= Task requirements =
In the entries, find all lines that hold the word "title" and copy them.
########
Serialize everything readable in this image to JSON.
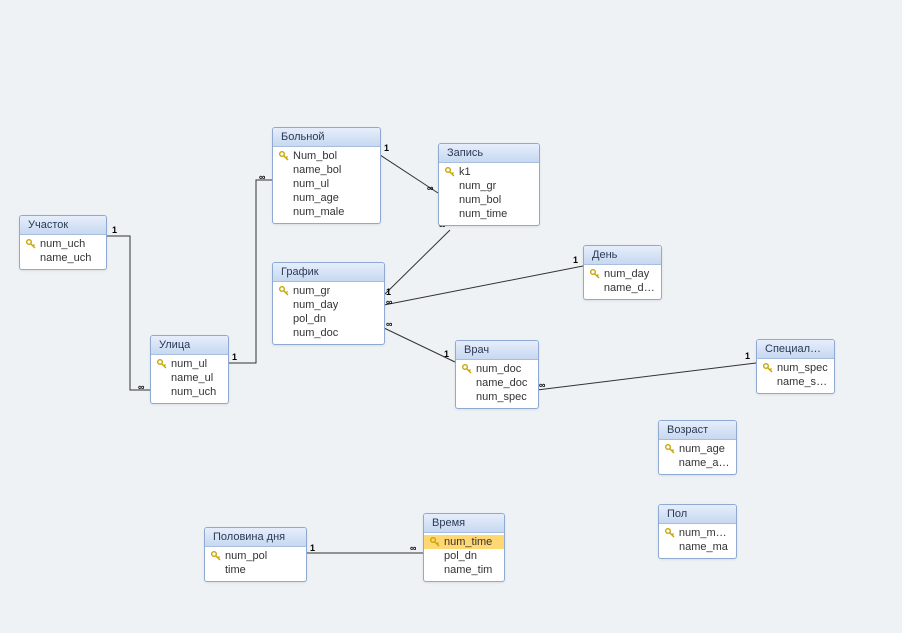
{
  "entities": {
    "uchastok": {
      "title": "Участок",
      "fields": [
        {
          "name": "num_uch",
          "key": true
        },
        {
          "name": "name_uch",
          "key": false
        }
      ]
    },
    "ulitsa": {
      "title": "Улица",
      "fields": [
        {
          "name": "num_ul",
          "key": true
        },
        {
          "name": "name_ul",
          "key": false
        },
        {
          "name": "num_uch",
          "key": false
        }
      ]
    },
    "bolnoy": {
      "title": "Больной",
      "fields": [
        {
          "name": "Num_bol",
          "key": true
        },
        {
          "name": "name_bol",
          "key": false
        },
        {
          "name": "num_ul",
          "key": false
        },
        {
          "name": "num_age",
          "key": false
        },
        {
          "name": "num_male",
          "key": false
        }
      ]
    },
    "zapis": {
      "title": "Запись",
      "fields": [
        {
          "name": "k1",
          "key": true
        },
        {
          "name": "num_gr",
          "key": false
        },
        {
          "name": "num_bol",
          "key": false
        },
        {
          "name": "num_time",
          "key": false
        }
      ]
    },
    "grafik": {
      "title": "График",
      "fields": [
        {
          "name": "num_gr",
          "key": true
        },
        {
          "name": "num_day",
          "key": false
        },
        {
          "name": "pol_dn",
          "key": false
        },
        {
          "name": "num_doc",
          "key": false
        }
      ]
    },
    "den": {
      "title": "День",
      "fields": [
        {
          "name": "num_day",
          "key": true
        },
        {
          "name": "name_day",
          "key": false
        }
      ]
    },
    "vrach": {
      "title": "Врач",
      "fields": [
        {
          "name": "num_doc",
          "key": true
        },
        {
          "name": "name_doc",
          "key": false
        },
        {
          "name": "num_spec",
          "key": false
        }
      ]
    },
    "special": {
      "title": "Специальн...",
      "fields": [
        {
          "name": "num_spec",
          "key": true
        },
        {
          "name": "name_spe",
          "key": false
        }
      ]
    },
    "vozrast": {
      "title": "Возраст",
      "fields": [
        {
          "name": "num_age",
          "key": true
        },
        {
          "name": "name_age",
          "key": false
        }
      ]
    },
    "pol": {
      "title": "Пол",
      "fields": [
        {
          "name": "num_male",
          "key": true
        },
        {
          "name": "name_ma",
          "key": false
        }
      ]
    },
    "polovina": {
      "title": "Половина дня",
      "fields": [
        {
          "name": "num_pol",
          "key": true
        },
        {
          "name": "time",
          "key": false
        }
      ]
    },
    "vremya": {
      "title": "Время",
      "fields": [
        {
          "name": "num_time",
          "key": true,
          "selected": true
        },
        {
          "name": "pol_dn",
          "key": false
        },
        {
          "name": "name_tim",
          "key": false
        }
      ]
    }
  },
  "labels": {
    "one": "1",
    "many": "∞"
  }
}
########
= Response =
      "title": "Участок",
      "title": "Улица",
      "title": "Больной",
      "title": "Запись",
      "title": "График",
      "title": "День",
      "title": "Врач",
      "title": "Специальн...",
      "title": "Возраст",
      "title": "Пол",
      "title": "Половина дня",
      "title": "Время",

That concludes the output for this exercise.